**Extrait fourni**
PERRIN JEAN (1870-1942)
Né le 30 septembre 1870 à Lille, Jean Perrin était le fils d'un capitaine d'infanterie d'origine modeste qui mourut prématurément en 1880. Après des études à Lyon et au lycée Janson-de-Sailly à Paris, il entra à l'École normale supérieure en 1891. Il y devint préparateur et se lia avec Paul Langevin, avec qui il réalisa en 1895 une expérience historique prouvant la nature corpusculaire des rayons cathodiques : en recueillant un faisceau de ces rayons dans un cylindre de Faraday (enceinte entourée d'un conducteur qui isole l'intérieur des champs électriques extérieurs) relié à un électroscope chargé positivement, ils observèrent la décharge de celui-ci et en déduisirent que les rayons sont les trajectoires de particules matérielles porteuses de charge négative. Le rapport de la masse à la charge de ces atomes d'électricité, ou électrons – comme le physicien irlandais George Stoney les baptisa –, fut mesuré deux ans plus tard par Joseph John Thomson.

**Données fournies**
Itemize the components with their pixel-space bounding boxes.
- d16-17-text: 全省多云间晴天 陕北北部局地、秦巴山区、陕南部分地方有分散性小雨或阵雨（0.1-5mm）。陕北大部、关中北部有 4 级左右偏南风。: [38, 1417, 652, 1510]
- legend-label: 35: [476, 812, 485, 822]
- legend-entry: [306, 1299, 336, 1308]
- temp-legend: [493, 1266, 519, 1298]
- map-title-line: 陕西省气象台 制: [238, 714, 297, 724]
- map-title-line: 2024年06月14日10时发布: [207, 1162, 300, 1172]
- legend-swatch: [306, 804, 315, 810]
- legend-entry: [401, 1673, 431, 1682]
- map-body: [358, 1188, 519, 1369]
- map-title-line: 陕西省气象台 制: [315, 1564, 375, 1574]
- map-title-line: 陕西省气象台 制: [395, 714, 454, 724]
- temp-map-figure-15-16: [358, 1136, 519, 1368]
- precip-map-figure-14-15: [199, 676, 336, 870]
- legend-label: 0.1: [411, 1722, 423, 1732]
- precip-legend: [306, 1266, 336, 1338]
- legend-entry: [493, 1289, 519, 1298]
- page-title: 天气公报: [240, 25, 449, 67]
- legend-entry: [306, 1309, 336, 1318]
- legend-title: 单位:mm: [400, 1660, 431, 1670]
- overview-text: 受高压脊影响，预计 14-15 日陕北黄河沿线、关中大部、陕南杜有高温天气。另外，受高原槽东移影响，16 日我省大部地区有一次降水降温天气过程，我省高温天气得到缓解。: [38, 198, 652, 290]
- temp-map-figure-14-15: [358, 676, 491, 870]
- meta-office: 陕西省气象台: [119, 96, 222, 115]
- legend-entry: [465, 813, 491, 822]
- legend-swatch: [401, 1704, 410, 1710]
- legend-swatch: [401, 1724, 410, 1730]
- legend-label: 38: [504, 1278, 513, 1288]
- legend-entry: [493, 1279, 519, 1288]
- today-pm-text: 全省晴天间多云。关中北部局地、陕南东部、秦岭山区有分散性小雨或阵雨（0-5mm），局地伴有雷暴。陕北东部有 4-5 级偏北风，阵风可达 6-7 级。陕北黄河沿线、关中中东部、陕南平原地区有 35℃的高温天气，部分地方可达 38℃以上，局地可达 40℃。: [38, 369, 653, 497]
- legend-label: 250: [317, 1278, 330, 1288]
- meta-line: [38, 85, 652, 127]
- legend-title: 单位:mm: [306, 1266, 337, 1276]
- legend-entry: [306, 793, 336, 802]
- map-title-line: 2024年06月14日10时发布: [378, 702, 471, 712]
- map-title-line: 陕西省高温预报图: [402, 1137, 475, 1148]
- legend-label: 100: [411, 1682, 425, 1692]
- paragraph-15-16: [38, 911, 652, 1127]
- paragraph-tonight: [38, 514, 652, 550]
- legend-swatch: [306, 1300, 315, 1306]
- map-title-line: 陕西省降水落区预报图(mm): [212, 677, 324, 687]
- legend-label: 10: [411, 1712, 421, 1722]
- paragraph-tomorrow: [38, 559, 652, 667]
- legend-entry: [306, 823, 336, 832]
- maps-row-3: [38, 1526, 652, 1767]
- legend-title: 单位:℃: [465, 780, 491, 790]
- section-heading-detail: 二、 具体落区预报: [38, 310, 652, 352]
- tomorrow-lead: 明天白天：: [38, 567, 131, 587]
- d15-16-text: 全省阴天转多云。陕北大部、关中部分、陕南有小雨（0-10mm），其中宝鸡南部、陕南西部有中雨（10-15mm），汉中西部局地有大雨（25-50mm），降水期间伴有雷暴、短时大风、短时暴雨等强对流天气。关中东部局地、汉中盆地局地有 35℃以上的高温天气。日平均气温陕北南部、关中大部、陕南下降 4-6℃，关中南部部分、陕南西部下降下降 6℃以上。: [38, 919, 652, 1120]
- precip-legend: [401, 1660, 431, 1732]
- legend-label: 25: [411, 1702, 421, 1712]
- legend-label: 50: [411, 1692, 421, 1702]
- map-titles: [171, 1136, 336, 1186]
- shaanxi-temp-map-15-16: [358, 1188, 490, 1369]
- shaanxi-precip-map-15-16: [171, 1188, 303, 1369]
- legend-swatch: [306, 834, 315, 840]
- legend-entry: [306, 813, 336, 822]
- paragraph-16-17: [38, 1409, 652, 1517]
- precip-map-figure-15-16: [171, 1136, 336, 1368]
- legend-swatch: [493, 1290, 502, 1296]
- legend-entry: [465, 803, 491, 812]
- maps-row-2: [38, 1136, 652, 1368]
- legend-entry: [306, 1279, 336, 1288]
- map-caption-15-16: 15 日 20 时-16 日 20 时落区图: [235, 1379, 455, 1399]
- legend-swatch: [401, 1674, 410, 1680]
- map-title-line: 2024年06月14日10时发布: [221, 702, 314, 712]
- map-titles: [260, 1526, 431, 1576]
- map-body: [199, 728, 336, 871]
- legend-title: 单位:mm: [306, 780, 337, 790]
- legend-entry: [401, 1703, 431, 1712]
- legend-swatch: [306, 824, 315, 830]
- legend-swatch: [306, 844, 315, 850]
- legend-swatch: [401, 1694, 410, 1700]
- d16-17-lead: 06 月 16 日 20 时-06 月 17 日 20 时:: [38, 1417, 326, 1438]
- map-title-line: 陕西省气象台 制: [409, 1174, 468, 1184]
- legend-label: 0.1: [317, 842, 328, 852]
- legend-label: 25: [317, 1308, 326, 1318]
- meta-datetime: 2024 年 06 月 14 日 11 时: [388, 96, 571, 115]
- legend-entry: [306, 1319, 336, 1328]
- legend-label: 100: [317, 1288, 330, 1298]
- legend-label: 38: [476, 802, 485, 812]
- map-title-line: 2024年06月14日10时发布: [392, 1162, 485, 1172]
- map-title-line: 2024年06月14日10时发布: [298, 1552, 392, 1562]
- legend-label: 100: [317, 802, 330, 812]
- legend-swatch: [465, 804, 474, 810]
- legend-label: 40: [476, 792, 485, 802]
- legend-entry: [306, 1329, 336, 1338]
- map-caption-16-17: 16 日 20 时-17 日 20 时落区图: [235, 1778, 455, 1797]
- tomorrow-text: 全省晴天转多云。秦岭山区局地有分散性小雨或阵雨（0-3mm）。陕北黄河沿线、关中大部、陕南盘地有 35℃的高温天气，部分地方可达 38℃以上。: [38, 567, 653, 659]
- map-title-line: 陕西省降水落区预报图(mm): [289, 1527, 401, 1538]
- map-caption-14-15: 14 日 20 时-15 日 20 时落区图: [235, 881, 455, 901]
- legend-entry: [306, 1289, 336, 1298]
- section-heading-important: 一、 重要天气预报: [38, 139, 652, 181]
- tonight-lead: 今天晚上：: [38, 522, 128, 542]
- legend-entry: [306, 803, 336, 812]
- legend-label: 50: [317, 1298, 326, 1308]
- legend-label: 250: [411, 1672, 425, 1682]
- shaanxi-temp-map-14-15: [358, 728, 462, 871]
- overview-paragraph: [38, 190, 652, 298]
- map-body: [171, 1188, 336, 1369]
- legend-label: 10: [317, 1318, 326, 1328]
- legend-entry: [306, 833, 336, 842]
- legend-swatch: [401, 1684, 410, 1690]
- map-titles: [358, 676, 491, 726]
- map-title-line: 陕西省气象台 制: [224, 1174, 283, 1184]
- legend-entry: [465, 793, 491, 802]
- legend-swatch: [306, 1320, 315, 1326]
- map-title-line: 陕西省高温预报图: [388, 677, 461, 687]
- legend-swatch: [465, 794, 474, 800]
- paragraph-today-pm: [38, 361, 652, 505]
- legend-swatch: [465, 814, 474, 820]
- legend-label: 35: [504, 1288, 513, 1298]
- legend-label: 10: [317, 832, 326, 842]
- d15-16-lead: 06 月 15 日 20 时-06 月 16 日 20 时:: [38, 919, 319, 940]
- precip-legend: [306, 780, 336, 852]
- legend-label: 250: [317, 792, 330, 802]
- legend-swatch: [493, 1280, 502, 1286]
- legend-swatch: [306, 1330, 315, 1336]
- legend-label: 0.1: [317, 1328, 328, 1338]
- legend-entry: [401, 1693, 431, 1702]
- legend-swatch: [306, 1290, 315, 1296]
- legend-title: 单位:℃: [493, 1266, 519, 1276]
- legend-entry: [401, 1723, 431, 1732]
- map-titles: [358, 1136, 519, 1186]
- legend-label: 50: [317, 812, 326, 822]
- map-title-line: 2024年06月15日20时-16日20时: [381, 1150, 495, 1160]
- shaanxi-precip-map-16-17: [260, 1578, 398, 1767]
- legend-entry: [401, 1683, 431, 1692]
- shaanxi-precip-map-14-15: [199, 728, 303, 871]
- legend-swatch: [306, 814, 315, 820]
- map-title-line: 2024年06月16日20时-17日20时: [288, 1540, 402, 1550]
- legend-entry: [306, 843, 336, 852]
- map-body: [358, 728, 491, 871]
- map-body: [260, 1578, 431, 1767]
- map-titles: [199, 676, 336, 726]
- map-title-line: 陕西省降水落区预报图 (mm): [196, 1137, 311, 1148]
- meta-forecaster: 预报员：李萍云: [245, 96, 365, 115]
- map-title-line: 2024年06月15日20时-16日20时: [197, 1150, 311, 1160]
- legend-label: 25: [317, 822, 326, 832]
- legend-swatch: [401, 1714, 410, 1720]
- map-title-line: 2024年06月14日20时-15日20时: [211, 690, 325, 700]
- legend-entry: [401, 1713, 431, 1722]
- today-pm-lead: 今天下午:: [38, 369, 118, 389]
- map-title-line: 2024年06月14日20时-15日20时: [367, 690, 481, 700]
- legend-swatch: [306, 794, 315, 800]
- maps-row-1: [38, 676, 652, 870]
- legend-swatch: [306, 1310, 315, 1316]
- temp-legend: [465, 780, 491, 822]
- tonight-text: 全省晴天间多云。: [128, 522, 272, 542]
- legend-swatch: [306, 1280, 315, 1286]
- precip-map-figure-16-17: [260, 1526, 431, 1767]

**Consignes et exigences**
D'après le passage sur Jean Perrin, sur quelle observation Perrin et Langevin se sont-ils appuyés en 1895 pour conclure que les rayons cathodiques sont formés de particules chargées négativement ? Répondez en une à trois phrases.

**Réponse complète**
Ils ont recueilli un faisceau de rayons cathodiques dans un cylindre de Faraday relié à un électroscope chargé positivement. Ils ont observé la décharge de cet électroscope. Ils en ont déduit que les rayons sont les trajectoires de particules matérielles porteuses de charge négative.